Figure record extracts:
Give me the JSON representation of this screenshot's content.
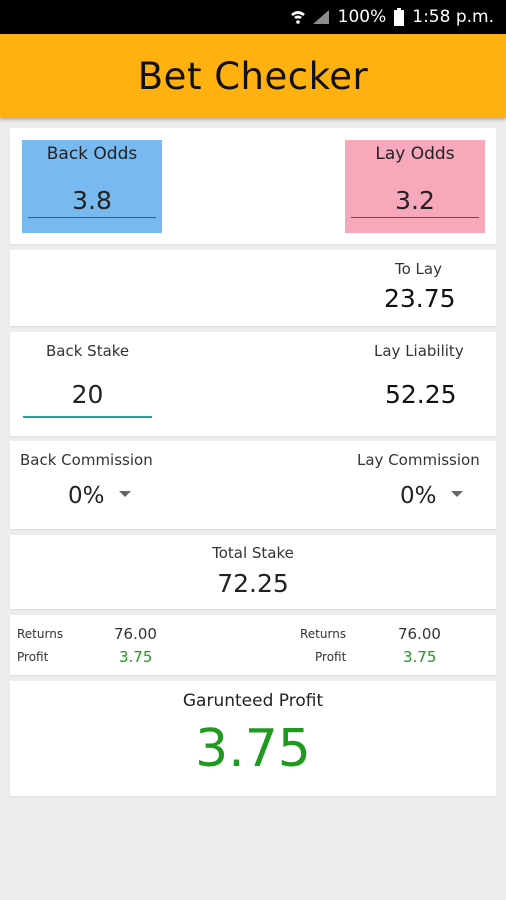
{
  "status_bar": {
    "battery": "100%",
    "time": "1:58 p.m."
  },
  "app": {
    "title": "Bet Checker"
  },
  "odds": {
    "back_label": "Back Odds",
    "back_value": "3.8",
    "lay_label": "Lay Odds",
    "lay_value": "3.2",
    "back_color": "#78b9ef",
    "lay_color": "#f7a8ba"
  },
  "to_lay": {
    "label": "To Lay",
    "value": "23.75"
  },
  "stake": {
    "back_label": "Back Stake",
    "back_value": "20",
    "lay_label": "Lay Liability",
    "lay_value": "52.25"
  },
  "commission": {
    "back_label": "Back Commission",
    "back_value": "0%",
    "lay_label": "Lay Commission",
    "lay_value": "0%"
  },
  "total": {
    "label": "Total Stake",
    "value": "72.25"
  },
  "returns": {
    "back": {
      "returns_label": "Returns",
      "returns_value": "76.00",
      "profit_label": "Profit",
      "profit_value": "3.75"
    },
    "lay": {
      "returns_label": "Returns",
      "returns_value": "76.00",
      "profit_label": "Profit",
      "profit_value": "3.75"
    }
  },
  "guaranteed": {
    "label": "Garunteed Profit",
    "value": "3.75",
    "color": "#1f9a1f"
  },
  "icons": [
    "wifi-icon",
    "signal-icon",
    "battery-icon",
    "dropdown-caret-icon"
  ]
}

— Task goal —
Omit any images, then output the listing exactly.

— Right answer —
Give me the JSON representation of this screenshot's content.
{
  "status_bar": {
    "battery": "100%",
    "time": "1:58 p.m."
  },
  "app": {
    "title": "Bet Checker"
  },
  "odds": {
    "back_label": "Back Odds",
    "back_value": "3.8",
    "lay_label": "Lay Odds",
    "lay_value": "3.2",
    "back_color": "#78b9ef",
    "lay_color": "#f7a8ba"
  },
  "to_lay": {
    "label": "To Lay",
    "value": "23.75"
  },
  "stake": {
    "back_label": "Back Stake",
    "back_value": "20",
    "lay_label": "Lay Liability",
    "lay_value": "52.25"
  },
  "commission": {
    "back_label": "Back Commission",
    "back_value": "0%",
    "lay_label": "Lay Commission",
    "lay_value": "0%"
  },
  "total": {
    "label": "Total Stake",
    "value": "72.25"
  },
  "returns": {
    "back": {
      "returns_label": "Returns",
      "returns_value": "76.00",
      "profit_label": "Profit",
      "profit_value": "3.75"
    },
    "lay": {
      "returns_label": "Returns",
      "returns_value": "76.00",
      "profit_label": "Profit",
      "profit_value": "3.75"
    }
  },
  "guaranteed": {
    "label": "Garunteed Profit",
    "value": "3.75",
    "color": "#1f9a1f"
  },
  "icons": [
    "wifi-icon",
    "signal-icon",
    "battery-icon",
    "dropdown-caret-icon"
  ]
}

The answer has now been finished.